Extracted data entries:
________________

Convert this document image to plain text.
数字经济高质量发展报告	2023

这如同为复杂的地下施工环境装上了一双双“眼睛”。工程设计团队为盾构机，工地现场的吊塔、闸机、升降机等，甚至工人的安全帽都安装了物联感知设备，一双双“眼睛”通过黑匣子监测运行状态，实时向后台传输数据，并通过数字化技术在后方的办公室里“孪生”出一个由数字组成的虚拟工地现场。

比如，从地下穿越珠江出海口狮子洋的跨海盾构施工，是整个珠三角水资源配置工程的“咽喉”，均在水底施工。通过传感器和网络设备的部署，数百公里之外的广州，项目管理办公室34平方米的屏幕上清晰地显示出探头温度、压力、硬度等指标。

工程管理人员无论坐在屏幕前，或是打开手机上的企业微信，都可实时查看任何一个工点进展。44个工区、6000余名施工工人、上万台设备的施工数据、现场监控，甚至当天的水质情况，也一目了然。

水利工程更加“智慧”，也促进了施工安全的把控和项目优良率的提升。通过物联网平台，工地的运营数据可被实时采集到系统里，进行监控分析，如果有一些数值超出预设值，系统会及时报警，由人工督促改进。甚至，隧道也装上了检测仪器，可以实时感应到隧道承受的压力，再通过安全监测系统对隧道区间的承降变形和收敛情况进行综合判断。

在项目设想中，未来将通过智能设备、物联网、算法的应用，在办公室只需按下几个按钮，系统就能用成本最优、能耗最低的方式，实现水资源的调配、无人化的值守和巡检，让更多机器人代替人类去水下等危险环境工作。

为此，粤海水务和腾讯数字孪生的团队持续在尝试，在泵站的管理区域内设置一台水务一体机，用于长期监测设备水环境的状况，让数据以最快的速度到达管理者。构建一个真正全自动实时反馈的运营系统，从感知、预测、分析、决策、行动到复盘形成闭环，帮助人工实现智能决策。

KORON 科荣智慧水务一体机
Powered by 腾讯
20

________________

Repeat the records above exactly, from the first line to the last.

Convert this document image to plain text.
数字经济高质量发展报告	2023

这如同为复杂的地下施工环境装上了一双双“眼睛”。工程设计团队为盾构机，工地现场的吊塔、闸机、升降机等，甚至工人的安全帽都安装了物联感知设备，一双双“眼睛”通过黑匣子监测运行状态，实时向后台传输数据，并通过数字化技术在后方的办公室里“孪生”出一个由数字组成的虚拟工地现场。

比如，从地下穿越珠江出海口狮子洋的跨海盾构施工，是整个珠三角水资源配置工程的“咽喉”，均在水底施工。通过传感器和网络设备的部署，数百公里之外的广州，项目管理办公室34平方米的屏幕上清晰地显示出探头温度、压力、硬度等指标。

工程管理人员无论坐在屏幕前，或是打开手机上的企业微信，都可实时查看任何一个工点进展。44个工区、6000余名施工工人、上万台设备的施工数据、现场监控，甚至当天的水质情况，也一目了然。

水利工程更加“智慧”，也促进了施工安全的把控和项目优良率的提升。通过物联网平台，工地的运营数据可被实时采集到系统里，进行监控分析，如果有一些数值超出预设值，系统会及时报警，由人工督促改进。甚至，隧道也装上了检测仪器，可以实时感应到隧道承受的压力，再通过安全监测系统对隧道区间的承降变形和收敛情况进行综合判断。

在项目设想中，未来将通过智能设备、物联网、算法的应用，在办公室只需按下几个按钮，系统就能用成本最优、能耗最低的方式，实现水资源的调配、无人化的值守和巡检，让更多机器人代替人类去水下等危险环境工作。

为此，粤海水务和腾讯数字孪生的团队持续在尝试，在泵站的管理区域内设置一台水务一体机，用于长期监测设备水环境的状况，让数据以最快的速度到达管理者。构建一个真正全自动实时反馈的运营系统，从感知、预测、分析、决策、行动到复盘形成闭环，帮助人工实现智能决策。

KORON 科荣智慧水务一体机
Powered by 腾讯
20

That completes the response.